What the task requires =>
Read the listing and extract each line that includes the word "false".

◇ ◇ ◇

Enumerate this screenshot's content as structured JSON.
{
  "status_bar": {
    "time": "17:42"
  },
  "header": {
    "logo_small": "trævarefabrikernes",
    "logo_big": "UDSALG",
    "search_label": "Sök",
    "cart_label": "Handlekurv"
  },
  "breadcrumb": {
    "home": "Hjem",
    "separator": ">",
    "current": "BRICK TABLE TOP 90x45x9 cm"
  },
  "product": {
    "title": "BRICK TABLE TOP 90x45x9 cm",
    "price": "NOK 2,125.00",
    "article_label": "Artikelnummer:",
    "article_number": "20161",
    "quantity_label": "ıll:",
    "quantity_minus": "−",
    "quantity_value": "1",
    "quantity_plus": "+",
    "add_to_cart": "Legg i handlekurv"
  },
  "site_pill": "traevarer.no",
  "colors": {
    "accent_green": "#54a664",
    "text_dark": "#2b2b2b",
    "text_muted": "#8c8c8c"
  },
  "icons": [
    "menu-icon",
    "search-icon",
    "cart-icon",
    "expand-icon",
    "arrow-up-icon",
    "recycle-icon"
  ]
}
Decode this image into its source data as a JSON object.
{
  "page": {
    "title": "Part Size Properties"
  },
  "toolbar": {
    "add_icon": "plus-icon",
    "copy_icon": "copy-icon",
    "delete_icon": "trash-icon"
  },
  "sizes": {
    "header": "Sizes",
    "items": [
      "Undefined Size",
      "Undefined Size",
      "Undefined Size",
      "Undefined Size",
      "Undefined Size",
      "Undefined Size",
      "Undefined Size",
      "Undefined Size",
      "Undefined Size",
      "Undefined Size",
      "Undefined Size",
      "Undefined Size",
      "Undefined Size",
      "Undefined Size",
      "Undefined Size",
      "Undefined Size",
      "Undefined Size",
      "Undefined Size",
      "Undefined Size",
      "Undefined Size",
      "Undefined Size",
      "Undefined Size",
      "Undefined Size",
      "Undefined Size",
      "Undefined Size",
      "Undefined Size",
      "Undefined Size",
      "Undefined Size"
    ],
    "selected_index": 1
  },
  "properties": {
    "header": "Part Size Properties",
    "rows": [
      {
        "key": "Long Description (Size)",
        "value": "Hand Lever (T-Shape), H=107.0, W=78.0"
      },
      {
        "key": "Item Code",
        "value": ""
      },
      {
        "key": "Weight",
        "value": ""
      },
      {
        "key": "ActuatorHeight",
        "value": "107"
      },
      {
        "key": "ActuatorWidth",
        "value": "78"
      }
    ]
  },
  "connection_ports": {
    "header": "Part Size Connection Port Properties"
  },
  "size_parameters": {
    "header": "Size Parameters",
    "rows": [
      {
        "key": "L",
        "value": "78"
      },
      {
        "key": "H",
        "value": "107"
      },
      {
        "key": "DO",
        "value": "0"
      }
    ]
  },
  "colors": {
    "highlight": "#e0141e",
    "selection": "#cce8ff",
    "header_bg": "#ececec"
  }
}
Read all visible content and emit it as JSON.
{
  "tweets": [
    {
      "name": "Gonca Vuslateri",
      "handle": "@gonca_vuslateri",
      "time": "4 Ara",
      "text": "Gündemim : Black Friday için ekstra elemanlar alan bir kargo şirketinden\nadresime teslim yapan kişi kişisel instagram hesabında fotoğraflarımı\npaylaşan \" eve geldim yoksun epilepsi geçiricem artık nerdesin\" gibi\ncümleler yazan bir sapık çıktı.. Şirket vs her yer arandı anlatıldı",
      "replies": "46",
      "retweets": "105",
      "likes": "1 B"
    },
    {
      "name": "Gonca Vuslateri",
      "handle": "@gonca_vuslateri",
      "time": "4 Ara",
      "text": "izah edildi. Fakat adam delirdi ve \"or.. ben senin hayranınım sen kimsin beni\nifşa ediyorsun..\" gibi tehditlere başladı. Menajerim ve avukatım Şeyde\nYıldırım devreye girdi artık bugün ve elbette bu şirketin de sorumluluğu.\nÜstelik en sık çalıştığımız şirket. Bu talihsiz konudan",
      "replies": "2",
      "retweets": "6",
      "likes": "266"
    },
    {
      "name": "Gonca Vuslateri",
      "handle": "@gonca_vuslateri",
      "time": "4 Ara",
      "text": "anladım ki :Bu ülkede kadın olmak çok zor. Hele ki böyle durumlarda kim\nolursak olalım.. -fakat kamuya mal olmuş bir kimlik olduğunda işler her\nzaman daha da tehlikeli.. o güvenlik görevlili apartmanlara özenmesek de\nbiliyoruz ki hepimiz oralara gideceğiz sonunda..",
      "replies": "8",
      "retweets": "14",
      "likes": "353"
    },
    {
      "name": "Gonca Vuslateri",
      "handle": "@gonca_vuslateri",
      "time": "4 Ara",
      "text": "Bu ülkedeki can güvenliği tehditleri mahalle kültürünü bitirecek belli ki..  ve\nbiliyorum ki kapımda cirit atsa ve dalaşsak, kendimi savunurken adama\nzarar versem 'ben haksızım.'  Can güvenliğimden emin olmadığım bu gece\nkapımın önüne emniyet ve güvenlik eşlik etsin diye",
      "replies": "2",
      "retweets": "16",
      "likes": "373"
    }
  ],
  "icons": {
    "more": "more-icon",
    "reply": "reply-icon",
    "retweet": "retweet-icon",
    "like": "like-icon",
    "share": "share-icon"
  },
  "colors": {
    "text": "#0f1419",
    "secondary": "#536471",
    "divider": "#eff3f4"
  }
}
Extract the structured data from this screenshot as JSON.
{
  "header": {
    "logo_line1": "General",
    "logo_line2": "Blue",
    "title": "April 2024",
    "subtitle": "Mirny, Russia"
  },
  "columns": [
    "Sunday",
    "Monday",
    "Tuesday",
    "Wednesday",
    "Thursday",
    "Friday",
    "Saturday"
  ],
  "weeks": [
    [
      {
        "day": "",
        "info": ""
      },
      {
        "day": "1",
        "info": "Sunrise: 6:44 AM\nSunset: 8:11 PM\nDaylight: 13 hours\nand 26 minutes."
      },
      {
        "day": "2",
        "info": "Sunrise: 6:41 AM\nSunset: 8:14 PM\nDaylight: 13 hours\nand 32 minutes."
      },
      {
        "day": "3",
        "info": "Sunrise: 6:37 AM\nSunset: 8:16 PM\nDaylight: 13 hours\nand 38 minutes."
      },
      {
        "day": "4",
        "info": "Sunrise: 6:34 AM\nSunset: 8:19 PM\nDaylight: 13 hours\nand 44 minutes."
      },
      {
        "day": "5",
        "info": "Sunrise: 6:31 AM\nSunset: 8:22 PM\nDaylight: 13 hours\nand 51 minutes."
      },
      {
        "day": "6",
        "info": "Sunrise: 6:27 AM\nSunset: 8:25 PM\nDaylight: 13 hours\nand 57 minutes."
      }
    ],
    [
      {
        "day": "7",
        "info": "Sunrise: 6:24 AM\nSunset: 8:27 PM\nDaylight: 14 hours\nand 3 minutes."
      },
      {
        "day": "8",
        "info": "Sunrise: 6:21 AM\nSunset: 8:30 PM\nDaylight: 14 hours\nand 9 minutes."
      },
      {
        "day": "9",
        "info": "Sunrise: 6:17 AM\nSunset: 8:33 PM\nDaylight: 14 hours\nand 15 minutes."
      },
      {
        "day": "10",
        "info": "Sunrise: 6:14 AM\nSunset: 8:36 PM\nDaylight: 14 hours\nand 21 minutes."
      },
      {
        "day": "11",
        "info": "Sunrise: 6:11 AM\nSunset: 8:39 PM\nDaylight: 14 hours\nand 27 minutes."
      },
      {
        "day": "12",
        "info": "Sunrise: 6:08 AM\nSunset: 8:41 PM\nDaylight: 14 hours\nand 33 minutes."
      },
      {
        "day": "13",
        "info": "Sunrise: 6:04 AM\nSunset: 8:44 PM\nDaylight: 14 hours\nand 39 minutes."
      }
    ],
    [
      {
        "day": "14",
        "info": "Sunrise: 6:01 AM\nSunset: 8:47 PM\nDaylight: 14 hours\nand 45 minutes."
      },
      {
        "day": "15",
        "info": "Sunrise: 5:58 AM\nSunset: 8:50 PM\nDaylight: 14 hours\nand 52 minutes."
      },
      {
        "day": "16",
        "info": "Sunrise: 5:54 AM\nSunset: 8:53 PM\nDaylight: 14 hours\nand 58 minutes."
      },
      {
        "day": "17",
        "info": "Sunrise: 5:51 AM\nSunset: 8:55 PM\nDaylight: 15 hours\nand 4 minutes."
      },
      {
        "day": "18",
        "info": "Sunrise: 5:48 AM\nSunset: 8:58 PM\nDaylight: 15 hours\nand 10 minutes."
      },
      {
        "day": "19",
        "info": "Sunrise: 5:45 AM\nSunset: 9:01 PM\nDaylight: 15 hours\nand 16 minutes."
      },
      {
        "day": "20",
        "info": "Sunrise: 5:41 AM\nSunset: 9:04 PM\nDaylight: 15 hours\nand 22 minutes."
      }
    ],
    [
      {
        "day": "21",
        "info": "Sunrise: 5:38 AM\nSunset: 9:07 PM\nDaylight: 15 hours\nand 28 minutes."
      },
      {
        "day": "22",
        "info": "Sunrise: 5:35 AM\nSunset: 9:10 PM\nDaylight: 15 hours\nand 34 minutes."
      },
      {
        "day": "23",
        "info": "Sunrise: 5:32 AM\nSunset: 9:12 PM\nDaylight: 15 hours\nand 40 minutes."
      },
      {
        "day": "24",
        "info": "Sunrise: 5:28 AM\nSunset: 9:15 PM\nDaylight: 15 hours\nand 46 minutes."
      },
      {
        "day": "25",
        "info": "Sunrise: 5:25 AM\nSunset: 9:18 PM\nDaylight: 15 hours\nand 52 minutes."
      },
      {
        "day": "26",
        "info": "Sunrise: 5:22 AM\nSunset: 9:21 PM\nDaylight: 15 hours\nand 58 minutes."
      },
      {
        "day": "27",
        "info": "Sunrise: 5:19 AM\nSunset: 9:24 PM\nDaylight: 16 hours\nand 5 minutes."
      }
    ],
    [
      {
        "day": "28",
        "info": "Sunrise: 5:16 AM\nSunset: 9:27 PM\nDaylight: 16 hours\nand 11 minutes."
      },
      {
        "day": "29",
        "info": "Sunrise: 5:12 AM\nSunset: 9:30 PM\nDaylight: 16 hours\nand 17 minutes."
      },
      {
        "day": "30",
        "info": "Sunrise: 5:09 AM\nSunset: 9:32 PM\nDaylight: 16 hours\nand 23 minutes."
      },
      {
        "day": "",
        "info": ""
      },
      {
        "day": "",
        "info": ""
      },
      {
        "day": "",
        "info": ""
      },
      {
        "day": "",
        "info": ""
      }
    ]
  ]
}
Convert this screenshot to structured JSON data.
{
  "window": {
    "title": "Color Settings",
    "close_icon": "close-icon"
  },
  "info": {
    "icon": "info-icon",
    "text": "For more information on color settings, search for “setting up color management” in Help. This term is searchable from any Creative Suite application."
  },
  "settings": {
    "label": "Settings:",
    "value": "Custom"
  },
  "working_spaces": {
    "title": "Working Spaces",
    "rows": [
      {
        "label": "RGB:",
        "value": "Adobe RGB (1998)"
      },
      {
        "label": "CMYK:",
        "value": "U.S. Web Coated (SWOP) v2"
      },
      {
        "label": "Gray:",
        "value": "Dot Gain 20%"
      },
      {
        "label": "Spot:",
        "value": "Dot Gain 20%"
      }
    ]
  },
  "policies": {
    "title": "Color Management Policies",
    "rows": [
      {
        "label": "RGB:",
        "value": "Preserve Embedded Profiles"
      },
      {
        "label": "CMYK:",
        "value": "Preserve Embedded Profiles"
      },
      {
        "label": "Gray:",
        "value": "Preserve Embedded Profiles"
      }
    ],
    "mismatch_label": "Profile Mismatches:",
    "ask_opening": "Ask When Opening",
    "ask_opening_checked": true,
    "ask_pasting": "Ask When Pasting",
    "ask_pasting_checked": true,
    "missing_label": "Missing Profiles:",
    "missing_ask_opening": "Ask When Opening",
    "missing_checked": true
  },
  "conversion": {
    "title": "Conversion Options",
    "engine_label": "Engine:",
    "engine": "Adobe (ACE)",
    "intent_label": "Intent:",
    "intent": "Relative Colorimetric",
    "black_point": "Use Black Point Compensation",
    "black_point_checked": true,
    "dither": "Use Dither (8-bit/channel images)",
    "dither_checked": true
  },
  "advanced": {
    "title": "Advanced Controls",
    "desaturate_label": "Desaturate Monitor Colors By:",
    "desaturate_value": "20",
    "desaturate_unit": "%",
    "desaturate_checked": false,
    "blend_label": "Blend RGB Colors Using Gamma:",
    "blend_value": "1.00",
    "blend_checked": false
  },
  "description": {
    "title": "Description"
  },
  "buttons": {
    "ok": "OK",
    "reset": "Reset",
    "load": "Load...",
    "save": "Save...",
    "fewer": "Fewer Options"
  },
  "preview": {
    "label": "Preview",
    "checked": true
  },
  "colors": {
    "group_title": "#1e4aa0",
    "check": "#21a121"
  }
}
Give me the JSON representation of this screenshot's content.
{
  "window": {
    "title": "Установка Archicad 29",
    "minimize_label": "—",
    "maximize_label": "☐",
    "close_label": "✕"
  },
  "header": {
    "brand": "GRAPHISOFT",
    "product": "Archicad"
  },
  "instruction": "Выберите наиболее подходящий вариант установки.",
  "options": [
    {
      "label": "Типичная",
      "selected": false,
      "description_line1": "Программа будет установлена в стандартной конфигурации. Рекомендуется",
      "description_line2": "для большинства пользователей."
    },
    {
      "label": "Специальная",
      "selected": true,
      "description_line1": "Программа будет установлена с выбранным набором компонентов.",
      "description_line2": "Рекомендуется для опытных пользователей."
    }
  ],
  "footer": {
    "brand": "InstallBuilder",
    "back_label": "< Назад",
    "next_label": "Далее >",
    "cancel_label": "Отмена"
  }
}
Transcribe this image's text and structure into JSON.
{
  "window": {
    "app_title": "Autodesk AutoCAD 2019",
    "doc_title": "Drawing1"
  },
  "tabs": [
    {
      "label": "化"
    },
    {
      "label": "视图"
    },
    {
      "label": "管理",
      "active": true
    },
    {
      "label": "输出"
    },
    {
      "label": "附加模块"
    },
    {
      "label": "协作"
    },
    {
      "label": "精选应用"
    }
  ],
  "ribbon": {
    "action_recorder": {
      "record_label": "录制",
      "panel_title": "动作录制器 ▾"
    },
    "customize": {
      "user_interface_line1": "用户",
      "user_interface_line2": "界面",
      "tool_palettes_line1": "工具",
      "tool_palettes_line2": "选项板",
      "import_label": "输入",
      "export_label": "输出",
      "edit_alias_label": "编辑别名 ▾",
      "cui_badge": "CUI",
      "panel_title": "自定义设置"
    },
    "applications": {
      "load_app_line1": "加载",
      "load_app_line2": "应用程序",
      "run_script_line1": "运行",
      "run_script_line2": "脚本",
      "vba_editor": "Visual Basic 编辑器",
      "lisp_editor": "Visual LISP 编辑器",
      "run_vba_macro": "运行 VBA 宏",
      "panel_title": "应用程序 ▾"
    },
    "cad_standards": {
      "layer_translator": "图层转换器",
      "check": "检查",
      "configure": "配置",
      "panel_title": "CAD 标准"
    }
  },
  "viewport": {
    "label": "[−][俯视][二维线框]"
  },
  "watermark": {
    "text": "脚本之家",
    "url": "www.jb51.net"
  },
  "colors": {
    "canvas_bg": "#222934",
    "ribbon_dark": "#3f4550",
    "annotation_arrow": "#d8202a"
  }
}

◇ ◇ ◇

Task answer =>
    "desaturate_checked": false,
    "blend_checked": false
      "selected": false,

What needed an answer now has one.